**REQUIRED TASK:**
Pick out each line of the records that includes the string "applicable", and copy it.

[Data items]
+ + + + + + +

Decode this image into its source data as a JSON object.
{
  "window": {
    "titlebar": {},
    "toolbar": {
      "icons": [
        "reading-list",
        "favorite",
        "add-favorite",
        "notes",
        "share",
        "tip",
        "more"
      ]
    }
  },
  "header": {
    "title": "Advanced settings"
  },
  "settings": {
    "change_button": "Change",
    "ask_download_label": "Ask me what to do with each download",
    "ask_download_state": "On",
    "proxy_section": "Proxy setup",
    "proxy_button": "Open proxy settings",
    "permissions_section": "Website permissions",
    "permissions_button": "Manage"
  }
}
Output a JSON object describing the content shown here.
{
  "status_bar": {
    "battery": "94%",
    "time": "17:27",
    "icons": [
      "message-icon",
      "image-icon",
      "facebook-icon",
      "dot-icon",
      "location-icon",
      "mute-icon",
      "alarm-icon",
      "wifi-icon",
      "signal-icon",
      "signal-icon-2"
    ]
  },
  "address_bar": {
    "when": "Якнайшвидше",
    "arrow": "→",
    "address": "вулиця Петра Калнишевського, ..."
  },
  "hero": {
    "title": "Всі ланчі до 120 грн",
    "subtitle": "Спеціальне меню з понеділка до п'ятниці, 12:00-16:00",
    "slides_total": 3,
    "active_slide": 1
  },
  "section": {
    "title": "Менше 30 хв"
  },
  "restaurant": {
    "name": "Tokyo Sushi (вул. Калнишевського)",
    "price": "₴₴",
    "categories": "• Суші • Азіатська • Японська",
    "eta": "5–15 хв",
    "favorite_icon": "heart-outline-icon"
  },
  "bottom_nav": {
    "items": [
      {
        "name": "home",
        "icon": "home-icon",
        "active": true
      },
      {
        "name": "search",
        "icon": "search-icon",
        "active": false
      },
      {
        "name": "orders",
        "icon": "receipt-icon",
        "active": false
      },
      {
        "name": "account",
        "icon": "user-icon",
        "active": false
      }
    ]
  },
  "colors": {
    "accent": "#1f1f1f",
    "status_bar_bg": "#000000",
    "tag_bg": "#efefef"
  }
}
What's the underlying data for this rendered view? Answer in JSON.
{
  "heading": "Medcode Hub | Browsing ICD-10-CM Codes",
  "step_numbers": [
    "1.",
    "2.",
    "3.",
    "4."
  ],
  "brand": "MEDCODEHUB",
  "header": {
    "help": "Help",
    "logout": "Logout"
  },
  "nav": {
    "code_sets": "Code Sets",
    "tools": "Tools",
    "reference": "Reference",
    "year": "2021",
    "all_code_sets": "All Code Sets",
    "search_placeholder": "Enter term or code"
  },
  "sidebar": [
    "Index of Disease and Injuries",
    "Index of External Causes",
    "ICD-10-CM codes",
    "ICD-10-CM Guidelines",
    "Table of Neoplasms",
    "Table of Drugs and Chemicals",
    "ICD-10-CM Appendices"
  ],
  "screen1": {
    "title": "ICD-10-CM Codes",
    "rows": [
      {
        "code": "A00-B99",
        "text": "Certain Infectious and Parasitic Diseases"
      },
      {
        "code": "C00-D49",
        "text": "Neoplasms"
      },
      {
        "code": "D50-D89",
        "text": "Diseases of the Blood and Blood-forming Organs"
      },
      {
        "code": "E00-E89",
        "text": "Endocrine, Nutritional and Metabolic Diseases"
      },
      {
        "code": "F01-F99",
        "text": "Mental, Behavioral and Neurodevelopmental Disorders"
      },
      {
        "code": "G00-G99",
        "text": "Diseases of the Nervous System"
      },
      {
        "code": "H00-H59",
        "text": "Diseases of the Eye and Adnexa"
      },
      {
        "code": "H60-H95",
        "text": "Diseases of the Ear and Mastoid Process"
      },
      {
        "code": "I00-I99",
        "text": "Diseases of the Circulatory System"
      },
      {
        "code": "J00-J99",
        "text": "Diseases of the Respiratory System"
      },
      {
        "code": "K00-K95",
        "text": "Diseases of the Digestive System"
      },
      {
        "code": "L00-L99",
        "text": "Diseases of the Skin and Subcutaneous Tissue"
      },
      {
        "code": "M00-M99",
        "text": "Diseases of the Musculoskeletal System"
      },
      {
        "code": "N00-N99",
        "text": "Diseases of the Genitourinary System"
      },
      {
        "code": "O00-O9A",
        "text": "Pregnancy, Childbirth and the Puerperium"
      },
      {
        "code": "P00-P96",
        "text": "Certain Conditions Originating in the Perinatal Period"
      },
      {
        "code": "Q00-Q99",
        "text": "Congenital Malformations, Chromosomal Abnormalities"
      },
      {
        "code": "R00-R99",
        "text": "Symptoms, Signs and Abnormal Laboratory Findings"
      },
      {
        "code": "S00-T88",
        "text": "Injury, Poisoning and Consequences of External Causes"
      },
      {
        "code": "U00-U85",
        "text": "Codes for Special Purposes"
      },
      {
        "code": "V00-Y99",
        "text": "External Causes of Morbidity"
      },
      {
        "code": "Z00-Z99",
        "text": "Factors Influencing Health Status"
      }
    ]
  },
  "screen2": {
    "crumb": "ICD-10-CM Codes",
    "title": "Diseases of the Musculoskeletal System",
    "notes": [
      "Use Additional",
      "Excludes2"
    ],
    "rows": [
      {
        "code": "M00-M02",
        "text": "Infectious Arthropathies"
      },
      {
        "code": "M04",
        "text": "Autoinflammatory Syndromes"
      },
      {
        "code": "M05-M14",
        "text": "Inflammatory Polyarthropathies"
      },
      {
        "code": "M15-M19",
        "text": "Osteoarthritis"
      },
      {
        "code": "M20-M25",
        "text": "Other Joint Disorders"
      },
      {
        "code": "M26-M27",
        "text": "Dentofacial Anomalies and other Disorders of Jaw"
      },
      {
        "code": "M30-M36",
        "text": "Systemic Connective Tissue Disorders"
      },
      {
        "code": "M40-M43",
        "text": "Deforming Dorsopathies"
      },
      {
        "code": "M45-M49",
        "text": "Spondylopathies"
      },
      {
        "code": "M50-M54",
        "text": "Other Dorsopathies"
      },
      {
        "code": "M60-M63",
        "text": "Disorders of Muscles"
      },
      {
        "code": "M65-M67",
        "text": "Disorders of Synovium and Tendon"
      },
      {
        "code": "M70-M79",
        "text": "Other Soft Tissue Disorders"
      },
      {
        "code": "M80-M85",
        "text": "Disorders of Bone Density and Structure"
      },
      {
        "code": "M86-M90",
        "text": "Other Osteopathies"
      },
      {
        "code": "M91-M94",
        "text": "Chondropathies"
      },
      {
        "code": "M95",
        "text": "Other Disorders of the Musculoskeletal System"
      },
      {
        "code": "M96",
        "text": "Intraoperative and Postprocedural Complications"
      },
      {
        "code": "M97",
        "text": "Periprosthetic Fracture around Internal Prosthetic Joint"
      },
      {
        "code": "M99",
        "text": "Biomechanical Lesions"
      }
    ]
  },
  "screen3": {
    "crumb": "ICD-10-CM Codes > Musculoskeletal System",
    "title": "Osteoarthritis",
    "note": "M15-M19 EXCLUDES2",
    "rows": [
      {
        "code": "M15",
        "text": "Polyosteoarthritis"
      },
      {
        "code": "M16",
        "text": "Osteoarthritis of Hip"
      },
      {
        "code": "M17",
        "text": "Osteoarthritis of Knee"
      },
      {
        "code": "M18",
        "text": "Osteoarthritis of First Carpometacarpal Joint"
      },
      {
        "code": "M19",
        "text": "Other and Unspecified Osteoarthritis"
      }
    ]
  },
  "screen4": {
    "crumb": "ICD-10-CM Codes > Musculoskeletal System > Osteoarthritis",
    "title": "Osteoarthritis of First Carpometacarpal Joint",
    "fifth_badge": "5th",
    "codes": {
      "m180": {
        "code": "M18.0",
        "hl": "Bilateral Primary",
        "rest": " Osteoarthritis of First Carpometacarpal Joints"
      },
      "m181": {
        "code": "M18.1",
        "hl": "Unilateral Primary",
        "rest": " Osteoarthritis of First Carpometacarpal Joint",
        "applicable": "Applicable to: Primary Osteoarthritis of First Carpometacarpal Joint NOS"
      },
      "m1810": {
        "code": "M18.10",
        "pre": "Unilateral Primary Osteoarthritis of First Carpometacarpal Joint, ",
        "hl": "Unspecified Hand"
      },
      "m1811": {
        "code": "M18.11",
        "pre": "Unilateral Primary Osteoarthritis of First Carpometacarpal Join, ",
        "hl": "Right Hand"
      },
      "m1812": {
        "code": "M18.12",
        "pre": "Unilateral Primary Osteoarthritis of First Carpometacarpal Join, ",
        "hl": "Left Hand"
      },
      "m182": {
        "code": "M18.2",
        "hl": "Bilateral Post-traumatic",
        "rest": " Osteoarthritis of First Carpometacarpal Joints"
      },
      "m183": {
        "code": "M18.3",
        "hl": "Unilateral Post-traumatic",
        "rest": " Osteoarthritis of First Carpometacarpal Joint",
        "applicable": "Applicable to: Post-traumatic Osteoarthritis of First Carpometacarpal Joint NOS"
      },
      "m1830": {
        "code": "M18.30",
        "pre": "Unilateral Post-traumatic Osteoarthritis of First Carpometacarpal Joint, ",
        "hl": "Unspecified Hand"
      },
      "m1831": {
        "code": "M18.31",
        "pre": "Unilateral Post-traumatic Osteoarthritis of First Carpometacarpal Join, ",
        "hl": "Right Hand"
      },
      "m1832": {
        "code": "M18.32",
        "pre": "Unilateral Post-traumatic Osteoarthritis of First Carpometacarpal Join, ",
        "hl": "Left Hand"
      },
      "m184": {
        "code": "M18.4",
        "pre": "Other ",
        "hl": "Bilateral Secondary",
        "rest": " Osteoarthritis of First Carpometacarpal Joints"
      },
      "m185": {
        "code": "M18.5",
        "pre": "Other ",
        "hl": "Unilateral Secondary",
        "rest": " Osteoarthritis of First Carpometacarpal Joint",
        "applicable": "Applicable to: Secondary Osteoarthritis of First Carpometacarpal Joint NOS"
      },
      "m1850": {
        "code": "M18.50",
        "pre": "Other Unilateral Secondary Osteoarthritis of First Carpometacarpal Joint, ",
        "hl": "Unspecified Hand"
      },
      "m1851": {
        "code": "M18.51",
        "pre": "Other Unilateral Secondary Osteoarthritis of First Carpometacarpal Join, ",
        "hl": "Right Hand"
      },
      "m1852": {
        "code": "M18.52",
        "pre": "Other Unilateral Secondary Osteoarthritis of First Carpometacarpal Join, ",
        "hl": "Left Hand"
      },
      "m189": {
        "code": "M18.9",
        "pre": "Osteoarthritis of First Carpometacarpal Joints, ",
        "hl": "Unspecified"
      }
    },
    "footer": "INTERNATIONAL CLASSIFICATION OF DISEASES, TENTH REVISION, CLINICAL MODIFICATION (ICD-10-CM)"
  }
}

+ + + + + + +

**TASK RESULT:**
        "applicable": "Applicable to: Primary Osteoarthritis of First Carpometacarpal Joint NOS"
        "applicable": "Applicable to: Post-traumatic Osteoarthritis of First Carpometacarpal Joint NOS"
        "applicable": "Applicable to: Secondary Osteoarthritis of First Carpometacarpal Joint NOS"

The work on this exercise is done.